> **Problem to work on**
Each line that contains the string "color" counts once; report how many such lines appear in the data, as a number only.

> **Data provided**
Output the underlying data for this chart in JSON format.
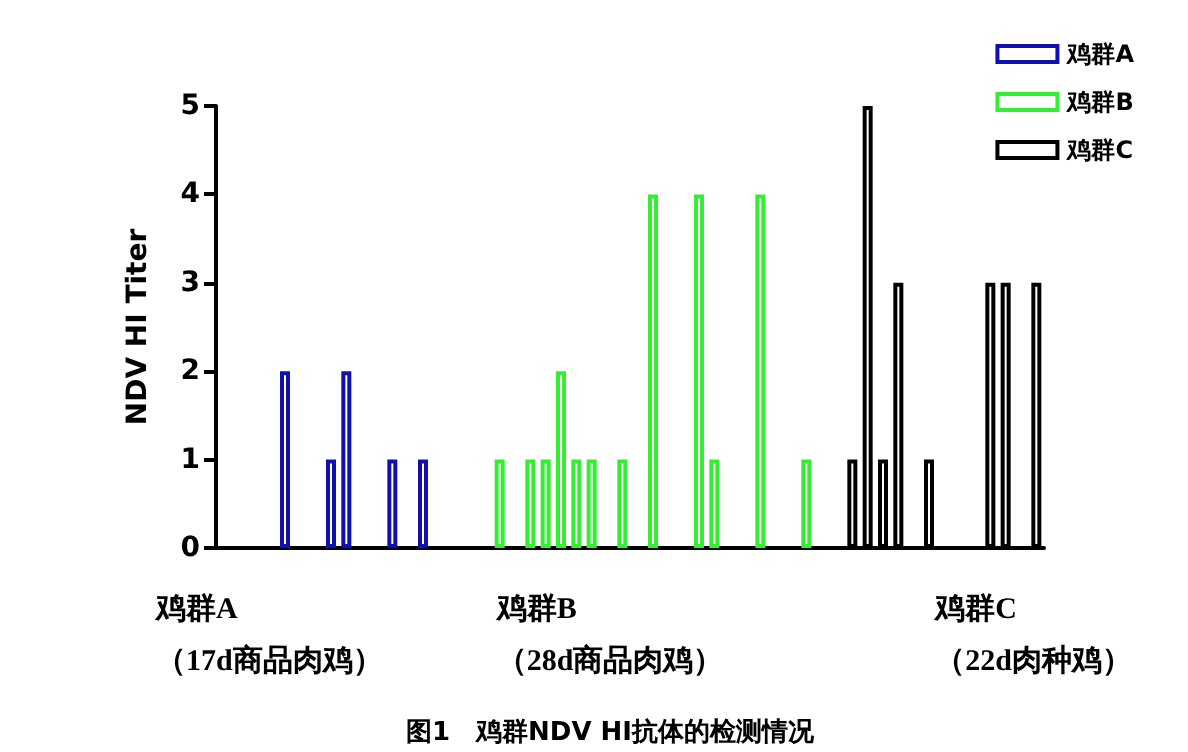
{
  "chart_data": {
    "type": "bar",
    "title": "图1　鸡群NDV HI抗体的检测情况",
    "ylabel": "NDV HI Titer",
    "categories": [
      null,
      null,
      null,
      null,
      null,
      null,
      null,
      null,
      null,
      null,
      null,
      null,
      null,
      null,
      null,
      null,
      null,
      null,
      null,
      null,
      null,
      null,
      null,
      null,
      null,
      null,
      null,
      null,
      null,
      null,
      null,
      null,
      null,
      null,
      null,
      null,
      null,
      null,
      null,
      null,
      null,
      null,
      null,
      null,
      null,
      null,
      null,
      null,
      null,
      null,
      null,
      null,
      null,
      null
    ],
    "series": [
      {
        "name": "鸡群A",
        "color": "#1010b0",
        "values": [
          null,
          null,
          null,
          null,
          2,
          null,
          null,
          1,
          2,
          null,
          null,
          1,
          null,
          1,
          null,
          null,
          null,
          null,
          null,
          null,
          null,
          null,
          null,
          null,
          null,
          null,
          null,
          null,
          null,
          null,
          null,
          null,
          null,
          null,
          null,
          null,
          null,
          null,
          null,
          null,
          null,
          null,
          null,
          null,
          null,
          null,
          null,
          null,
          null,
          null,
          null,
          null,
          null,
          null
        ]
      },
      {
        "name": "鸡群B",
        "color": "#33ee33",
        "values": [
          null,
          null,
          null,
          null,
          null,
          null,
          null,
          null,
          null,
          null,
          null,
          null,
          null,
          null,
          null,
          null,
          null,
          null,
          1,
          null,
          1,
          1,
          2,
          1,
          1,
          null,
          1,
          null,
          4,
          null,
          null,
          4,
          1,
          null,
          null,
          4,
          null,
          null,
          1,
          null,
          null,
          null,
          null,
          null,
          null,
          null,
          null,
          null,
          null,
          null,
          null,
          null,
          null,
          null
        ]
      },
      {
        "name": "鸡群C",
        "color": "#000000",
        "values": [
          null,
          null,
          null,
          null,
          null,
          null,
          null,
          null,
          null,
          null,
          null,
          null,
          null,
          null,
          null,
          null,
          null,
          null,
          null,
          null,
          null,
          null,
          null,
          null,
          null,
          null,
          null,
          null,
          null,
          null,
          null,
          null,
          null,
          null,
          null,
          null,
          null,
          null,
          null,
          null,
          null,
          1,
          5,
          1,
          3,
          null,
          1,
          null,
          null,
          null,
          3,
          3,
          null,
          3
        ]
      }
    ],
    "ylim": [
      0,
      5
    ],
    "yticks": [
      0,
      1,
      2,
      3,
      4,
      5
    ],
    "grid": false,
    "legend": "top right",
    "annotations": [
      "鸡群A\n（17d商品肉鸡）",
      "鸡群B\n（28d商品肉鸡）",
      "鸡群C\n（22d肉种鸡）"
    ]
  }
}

> **Final result**
3